> [Task to complete]
Each line that includes the word "Contour" counts once; give the total and nothing more.

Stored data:

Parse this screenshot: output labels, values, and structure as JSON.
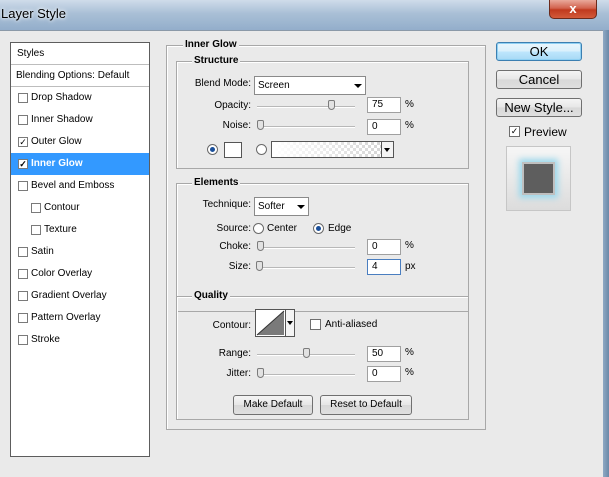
{
  "window": {
    "title": "Layer Style",
    "close_glyph": "x"
  },
  "styles_list": {
    "header": "Styles",
    "blending_options": "Blending Options: Default",
    "items": [
      {
        "label": "Drop Shadow",
        "checked": false,
        "selected": false,
        "sub": false
      },
      {
        "label": "Inner Shadow",
        "checked": false,
        "selected": false,
        "sub": false
      },
      {
        "label": "Outer Glow",
        "checked": true,
        "selected": false,
        "sub": false
      },
      {
        "label": "Inner Glow",
        "checked": true,
        "selected": true,
        "sub": false
      },
      {
        "label": "Bevel and Emboss",
        "checked": false,
        "selected": false,
        "sub": false
      },
      {
        "label": "Contour",
        "checked": false,
        "selected": false,
        "sub": true
      },
      {
        "label": "Texture",
        "checked": false,
        "selected": false,
        "sub": true
      },
      {
        "label": "Satin",
        "checked": false,
        "selected": false,
        "sub": false
      },
      {
        "label": "Color Overlay",
        "checked": false,
        "selected": false,
        "sub": false
      },
      {
        "label": "Gradient Overlay",
        "checked": false,
        "selected": false,
        "sub": false
      },
      {
        "label": "Pattern Overlay",
        "checked": false,
        "selected": false,
        "sub": false
      },
      {
        "label": "Stroke",
        "checked": false,
        "selected": false,
        "sub": false
      }
    ]
  },
  "inner_glow": {
    "title": "Inner Glow",
    "structure": {
      "title": "Structure",
      "blend_mode_label": "Blend Mode:",
      "blend_mode_value": "Screen",
      "opacity_label": "Opacity:",
      "opacity_value": "75",
      "opacity_percent": 75,
      "opacity_unit": "%",
      "noise_label": "Noise:",
      "noise_value": "0",
      "noise_percent": 0,
      "noise_unit": "%",
      "fill_mode": "color",
      "glow_color": "#ffffff"
    },
    "elements": {
      "title": "Elements",
      "technique_label": "Technique:",
      "technique_value": "Softer",
      "source_label": "Source:",
      "source_center": "Center",
      "source_edge": "Edge",
      "source_selected": "edge",
      "choke_label": "Choke:",
      "choke_value": "0",
      "choke_unit": "%",
      "choke_fraction": 0,
      "size_label": "Size:",
      "size_value": "4",
      "size_unit": "px",
      "size_fraction": 0.02
    },
    "quality": {
      "title": "Quality",
      "contour_label": "Contour:",
      "anti_aliased_label": "Anti-aliased",
      "anti_aliased_checked": false,
      "range_label": "Range:",
      "range_value": "50",
      "range_percent": 50,
      "range_unit": "%",
      "jitter_label": "Jitter:",
      "jitter_value": "0",
      "jitter_percent": 0,
      "jitter_unit": "%"
    },
    "make_default_label": "Make Default",
    "reset_default_label": "Reset to Default"
  },
  "buttons": {
    "ok": "OK",
    "cancel": "Cancel",
    "new_style": "New Style...",
    "preview_label": "Preview",
    "preview_checked": true
  }
}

> [Solution to the exercise]
2